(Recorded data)
***
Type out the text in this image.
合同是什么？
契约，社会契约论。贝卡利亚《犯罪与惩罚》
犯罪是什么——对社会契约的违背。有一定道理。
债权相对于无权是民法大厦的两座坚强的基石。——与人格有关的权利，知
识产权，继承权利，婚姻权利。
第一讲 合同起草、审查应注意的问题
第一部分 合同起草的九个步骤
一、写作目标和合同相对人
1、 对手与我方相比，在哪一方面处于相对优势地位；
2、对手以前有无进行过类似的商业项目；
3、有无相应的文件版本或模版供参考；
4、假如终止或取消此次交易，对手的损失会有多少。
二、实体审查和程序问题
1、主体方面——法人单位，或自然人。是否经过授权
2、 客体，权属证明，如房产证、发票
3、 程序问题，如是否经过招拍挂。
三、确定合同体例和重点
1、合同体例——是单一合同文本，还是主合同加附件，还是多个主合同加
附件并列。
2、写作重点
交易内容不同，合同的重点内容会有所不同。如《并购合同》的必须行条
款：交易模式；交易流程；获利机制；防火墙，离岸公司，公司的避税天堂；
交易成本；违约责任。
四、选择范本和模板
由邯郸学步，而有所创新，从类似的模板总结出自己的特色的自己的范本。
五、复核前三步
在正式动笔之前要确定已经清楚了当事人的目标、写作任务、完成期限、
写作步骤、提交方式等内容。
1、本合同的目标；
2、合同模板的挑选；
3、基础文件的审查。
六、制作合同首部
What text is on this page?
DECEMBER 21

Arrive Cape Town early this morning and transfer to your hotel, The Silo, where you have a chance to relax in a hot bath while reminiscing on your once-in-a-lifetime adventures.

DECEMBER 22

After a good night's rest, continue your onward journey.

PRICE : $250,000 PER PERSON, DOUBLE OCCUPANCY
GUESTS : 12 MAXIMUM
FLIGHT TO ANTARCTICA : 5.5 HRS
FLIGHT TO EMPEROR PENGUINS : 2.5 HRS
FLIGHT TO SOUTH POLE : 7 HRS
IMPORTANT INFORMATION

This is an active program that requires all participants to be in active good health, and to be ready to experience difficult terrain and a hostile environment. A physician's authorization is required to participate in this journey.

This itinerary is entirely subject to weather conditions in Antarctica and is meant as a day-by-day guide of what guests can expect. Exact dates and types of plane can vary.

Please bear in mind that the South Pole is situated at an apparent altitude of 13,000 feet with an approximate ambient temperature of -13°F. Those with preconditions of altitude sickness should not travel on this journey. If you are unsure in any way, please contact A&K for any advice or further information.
***
### Exercise objective
Your task is to retype all the records above with nothing left out.

### Exercise solution
Type out the text in this image.
合同是什么？
契约，社会契约论。贝卡利亚《犯罪与惩罚》
犯罪是什么——对社会契约的违背。有一定道理。
债权相对于无权是民法大厦的两座坚强的基石。——与人格有关的权利，知
识产权，继承权利，婚姻权利。
第一讲 合同起草、审查应注意的问题
第一部分 合同起草的九个步骤
一、写作目标和合同相对人
1、 对手与我方相比，在哪一方面处于相对优势地位；
2、对手以前有无进行过类似的商业项目；
3、有无相应的文件版本或模版供参考；
4、假如终止或取消此次交易，对手的损失会有多少。
二、实体审查和程序问题
1、主体方面——法人单位，或自然人。是否经过授权
2、 客体，权属证明，如房产证、发票
3、 程序问题，如是否经过招拍挂。
三、确定合同体例和重点
1、合同体例——是单一合同文本，还是主合同加附件，还是多个主合同加
附件并列。
2、写作重点
交易内容不同，合同的重点内容会有所不同。如《并购合同》的必须行条
款：交易模式；交易流程；获利机制；防火墙，离岸公司，公司的避税天堂；
交易成本；违约责任。
四、选择范本和模板
由邯郸学步，而有所创新，从类似的模板总结出自己的特色的自己的范本。
五、复核前三步
在正式动笔之前要确定已经清楚了当事人的目标、写作任务、完成期限、
写作步骤、提交方式等内容。
1、本合同的目标；
2、合同模板的挑选；
3、基础文件的审查。
六、制作合同首部
What text is on this page?
DECEMBER 21

Arrive Cape Town early this morning and transfer to your hotel, The Silo, where you have a chance to relax in a hot bath while reminiscing on your once-in-a-lifetime adventures.

DECEMBER 22

After a good night's rest, continue your onward journey.

PRICE : $250,000 PER PERSON, DOUBLE OCCUPANCY
GUESTS : 12 MAXIMUM
FLIGHT TO ANTARCTICA : 5.5 HRS
FLIGHT TO EMPEROR PENGUINS : 2.5 HRS
FLIGHT TO SOUTH POLE : 7 HRS
IMPORTANT INFORMATION

This is an active program that requires all participants to be in active good health, and to be ready to experience difficult terrain and a hostile environment. A physician's authorization is required to participate in this journey.

This itinerary is entirely subject to weather conditions in Antarctica and is meant as a day-by-day guide of what guests can expect. Exact dates and types of plane can vary.

Please bear in mind that the South Pole is situated at an apparent altitude of 13,000 feet with an approximate ambient temperature of -13°F. Those with preconditions of altitude sickness should not travel on this journey. If you are unsure in any way, please contact A&K for any advice or further information.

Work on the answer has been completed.